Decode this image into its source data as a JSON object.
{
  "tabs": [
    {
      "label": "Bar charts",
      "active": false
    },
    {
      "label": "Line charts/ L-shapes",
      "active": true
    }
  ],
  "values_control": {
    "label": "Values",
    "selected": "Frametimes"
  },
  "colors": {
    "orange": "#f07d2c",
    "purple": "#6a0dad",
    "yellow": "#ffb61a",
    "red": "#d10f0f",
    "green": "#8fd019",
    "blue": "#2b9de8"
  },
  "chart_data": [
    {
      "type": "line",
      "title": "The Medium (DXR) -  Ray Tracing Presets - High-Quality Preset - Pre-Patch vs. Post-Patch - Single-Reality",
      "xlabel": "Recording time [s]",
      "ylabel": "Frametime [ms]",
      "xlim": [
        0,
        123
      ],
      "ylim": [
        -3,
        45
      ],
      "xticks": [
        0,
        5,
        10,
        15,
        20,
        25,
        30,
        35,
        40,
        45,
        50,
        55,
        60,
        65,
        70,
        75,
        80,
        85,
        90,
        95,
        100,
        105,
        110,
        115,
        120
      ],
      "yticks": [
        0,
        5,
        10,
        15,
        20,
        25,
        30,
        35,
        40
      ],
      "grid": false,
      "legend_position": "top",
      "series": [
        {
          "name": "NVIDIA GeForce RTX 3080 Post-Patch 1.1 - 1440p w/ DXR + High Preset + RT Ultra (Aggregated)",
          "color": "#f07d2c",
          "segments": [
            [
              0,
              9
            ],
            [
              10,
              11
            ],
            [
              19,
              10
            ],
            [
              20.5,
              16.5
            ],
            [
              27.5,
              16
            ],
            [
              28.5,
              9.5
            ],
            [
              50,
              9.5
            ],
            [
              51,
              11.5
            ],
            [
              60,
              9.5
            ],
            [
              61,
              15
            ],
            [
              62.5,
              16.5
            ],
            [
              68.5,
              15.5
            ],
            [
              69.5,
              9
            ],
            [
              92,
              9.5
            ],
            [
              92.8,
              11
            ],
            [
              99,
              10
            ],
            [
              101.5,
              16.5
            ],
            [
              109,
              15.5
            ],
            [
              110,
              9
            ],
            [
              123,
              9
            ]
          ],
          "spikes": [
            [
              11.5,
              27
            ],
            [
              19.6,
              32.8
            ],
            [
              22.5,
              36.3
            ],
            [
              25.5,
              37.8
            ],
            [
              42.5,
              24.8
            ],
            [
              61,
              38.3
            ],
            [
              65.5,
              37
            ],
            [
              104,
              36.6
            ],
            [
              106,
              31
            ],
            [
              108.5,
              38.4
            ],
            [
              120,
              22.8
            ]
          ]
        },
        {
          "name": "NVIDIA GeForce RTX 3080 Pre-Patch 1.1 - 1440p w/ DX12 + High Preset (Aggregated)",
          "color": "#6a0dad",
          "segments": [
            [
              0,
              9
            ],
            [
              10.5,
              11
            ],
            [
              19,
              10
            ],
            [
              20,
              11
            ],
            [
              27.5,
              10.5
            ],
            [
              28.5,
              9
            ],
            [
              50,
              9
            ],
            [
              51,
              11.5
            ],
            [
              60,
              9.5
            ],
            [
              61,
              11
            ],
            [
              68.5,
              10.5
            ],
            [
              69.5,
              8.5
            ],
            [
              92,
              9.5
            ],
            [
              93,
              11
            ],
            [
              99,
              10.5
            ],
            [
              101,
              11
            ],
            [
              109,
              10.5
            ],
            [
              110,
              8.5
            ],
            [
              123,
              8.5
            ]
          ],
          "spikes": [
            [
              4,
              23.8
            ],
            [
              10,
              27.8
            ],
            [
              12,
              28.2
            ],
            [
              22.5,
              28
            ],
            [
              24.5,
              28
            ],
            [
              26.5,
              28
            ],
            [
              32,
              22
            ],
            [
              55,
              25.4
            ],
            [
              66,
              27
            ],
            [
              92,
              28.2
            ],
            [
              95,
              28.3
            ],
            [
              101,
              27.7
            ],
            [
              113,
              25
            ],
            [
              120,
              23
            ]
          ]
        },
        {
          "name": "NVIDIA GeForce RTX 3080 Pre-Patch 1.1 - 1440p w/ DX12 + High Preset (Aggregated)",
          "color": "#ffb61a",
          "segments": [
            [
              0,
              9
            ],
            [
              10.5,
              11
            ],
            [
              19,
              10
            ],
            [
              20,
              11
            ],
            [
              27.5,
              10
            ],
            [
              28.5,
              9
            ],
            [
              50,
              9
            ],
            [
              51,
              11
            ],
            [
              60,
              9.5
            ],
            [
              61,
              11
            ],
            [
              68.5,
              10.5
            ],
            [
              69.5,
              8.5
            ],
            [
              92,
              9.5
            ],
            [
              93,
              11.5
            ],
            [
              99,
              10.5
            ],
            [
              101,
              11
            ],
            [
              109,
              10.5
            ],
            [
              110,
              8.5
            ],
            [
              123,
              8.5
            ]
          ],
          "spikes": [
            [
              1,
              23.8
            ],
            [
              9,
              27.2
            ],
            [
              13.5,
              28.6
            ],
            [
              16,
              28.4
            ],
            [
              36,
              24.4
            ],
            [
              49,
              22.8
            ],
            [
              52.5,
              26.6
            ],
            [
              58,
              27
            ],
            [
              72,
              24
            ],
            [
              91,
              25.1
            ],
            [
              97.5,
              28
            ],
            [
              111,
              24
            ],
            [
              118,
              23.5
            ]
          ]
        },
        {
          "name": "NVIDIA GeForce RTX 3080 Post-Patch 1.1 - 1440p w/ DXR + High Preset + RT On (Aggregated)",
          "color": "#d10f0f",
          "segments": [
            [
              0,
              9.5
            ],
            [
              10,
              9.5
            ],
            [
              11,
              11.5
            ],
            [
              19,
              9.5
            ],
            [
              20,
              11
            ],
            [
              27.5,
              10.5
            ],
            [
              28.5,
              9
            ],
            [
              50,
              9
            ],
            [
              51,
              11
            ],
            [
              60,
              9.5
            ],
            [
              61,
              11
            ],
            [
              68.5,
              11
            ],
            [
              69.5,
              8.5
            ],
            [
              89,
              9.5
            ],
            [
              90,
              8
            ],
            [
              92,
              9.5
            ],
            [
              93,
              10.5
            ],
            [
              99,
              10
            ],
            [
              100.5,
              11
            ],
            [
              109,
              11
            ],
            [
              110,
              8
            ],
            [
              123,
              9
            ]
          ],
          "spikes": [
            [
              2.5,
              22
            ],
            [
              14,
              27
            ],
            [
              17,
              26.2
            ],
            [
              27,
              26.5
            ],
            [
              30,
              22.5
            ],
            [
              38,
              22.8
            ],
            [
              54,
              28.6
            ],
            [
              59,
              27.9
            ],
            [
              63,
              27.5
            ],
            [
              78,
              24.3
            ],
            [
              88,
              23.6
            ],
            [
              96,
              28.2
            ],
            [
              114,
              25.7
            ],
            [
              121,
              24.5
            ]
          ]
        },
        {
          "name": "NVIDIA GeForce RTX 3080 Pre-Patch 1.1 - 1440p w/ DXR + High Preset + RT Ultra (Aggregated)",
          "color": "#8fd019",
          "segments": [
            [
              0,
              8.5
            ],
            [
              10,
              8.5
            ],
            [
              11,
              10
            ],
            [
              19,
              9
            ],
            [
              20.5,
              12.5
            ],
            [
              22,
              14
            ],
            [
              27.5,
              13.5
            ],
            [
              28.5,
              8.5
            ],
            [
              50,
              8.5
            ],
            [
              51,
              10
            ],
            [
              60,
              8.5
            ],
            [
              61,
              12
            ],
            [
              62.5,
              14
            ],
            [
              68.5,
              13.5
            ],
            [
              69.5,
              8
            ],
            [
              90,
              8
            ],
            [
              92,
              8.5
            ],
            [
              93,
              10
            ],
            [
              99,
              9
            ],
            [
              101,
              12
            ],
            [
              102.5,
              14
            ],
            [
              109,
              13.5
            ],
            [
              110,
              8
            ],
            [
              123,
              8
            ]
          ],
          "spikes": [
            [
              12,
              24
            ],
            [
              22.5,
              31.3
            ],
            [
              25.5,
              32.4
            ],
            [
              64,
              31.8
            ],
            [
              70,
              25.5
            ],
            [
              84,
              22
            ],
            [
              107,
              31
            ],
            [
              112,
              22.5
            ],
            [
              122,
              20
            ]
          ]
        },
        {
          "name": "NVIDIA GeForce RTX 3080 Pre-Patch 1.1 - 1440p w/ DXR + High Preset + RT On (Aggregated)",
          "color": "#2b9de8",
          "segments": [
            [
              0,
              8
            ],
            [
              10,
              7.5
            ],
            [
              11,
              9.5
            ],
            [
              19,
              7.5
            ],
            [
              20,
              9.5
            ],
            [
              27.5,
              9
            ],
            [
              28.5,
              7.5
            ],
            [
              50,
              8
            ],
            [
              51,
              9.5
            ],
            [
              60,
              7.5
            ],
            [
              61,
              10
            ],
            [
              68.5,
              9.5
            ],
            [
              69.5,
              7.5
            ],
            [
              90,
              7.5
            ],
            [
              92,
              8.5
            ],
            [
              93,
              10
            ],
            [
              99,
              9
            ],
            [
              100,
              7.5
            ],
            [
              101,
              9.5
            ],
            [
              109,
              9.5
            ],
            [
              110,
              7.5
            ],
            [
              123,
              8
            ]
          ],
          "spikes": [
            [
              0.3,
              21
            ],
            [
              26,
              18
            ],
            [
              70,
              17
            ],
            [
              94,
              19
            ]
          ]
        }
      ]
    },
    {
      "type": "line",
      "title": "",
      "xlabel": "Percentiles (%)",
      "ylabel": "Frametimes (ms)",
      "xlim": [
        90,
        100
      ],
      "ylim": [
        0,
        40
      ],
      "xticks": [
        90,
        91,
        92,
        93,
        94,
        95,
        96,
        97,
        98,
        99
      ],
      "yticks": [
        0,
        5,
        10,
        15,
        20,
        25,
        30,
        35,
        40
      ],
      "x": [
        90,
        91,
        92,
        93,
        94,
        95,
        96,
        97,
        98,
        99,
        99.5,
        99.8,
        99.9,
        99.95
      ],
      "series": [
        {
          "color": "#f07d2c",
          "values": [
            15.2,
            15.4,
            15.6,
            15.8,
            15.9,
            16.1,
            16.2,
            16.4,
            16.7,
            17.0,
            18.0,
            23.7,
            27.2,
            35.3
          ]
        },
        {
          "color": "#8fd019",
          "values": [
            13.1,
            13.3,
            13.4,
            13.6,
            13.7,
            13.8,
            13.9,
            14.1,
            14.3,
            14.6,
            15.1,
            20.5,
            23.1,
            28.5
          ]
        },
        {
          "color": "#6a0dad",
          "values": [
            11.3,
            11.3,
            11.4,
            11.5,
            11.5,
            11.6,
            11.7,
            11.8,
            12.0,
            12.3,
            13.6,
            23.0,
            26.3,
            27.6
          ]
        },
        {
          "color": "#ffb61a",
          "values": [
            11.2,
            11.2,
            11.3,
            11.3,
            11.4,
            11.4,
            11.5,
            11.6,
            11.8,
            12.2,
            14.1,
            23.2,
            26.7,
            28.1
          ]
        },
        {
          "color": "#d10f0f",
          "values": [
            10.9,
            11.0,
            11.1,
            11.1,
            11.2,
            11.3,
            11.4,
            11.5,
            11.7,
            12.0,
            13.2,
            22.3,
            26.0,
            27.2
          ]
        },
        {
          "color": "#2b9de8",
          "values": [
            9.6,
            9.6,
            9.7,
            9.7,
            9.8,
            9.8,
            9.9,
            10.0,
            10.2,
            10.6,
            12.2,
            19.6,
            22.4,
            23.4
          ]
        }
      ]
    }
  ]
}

################

Problem statement:
Check each line of the entries above for the word "Frametimes". List the ones that have it.

Answer for this exercise:
    "selected": "Frametimes"
      "ylabel": "Frametimes (ms)",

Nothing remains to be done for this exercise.